## [Task]
Transcribe the entries that follow, word for word.

======== Extracted data ========

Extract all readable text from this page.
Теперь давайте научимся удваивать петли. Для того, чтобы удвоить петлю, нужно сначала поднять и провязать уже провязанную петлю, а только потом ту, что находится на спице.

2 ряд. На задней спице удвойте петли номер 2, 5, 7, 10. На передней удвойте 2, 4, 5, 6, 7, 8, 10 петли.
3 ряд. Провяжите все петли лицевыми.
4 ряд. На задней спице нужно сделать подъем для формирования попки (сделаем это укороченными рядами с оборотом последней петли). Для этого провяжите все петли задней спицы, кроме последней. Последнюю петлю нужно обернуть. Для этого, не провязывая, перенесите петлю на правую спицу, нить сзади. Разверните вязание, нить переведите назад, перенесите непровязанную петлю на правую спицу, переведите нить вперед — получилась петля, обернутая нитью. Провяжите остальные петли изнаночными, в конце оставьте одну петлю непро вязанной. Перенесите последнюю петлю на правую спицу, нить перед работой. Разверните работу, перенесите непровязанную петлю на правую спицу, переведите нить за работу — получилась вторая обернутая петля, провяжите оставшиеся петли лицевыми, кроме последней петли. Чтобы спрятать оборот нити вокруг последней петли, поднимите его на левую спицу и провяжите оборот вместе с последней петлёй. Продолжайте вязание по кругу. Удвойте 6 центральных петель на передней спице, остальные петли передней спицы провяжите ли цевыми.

========

## [Written answer]
Extract all readable text from this page.
Теперь давайте научимся удваивать петли. Для того, чтобы удвоить петлю, нужно сначала поднять и провязать уже провязанную петлю, а только потом ту, что находится на спице.

2 ряд. На задней спице удвойте петли номер 2, 5, 7, 10. На передней удвойте 2, 4, 5, 6, 7, 8, 10 петли.
3 ряд. Провяжите все петли лицевыми.
4 ряд. На задней спице нужно сделать подъем для формирования попки (сделаем это укороченными рядами с оборотом последней петли). Для этого провяжите все петли задней спицы, кроме последней. Последнюю петлю нужно обернуть. Для этого, не провязывая, перенесите петлю на правую спицу, нить сзади. Разверните вязание, нить переведите назад, перенесите непровязанную петлю на правую спицу, переведите нить вперед — получилась петля, обернутая нитью. Провяжите остальные петли изнаночными, в конце оставьте одну петлю непро вязанной. Перенесите последнюю петлю на правую спицу, нить перед работой. Разверните работу, перенесите непровязанную петлю на правую спицу, переведите нить за работу — получилась вторая обернутая петля, провяжите оставшиеся петли лицевыми, кроме последней петли. Чтобы спрятать оборот нити вокруг последней петли, поднимите его на левую спицу и провяжите оборот вместе с последней петлёй. Продолжайте вязание по кругу. Удвойте 6 центральных петель на передней спице, остальные петли передней спицы провяжите ли цевыми.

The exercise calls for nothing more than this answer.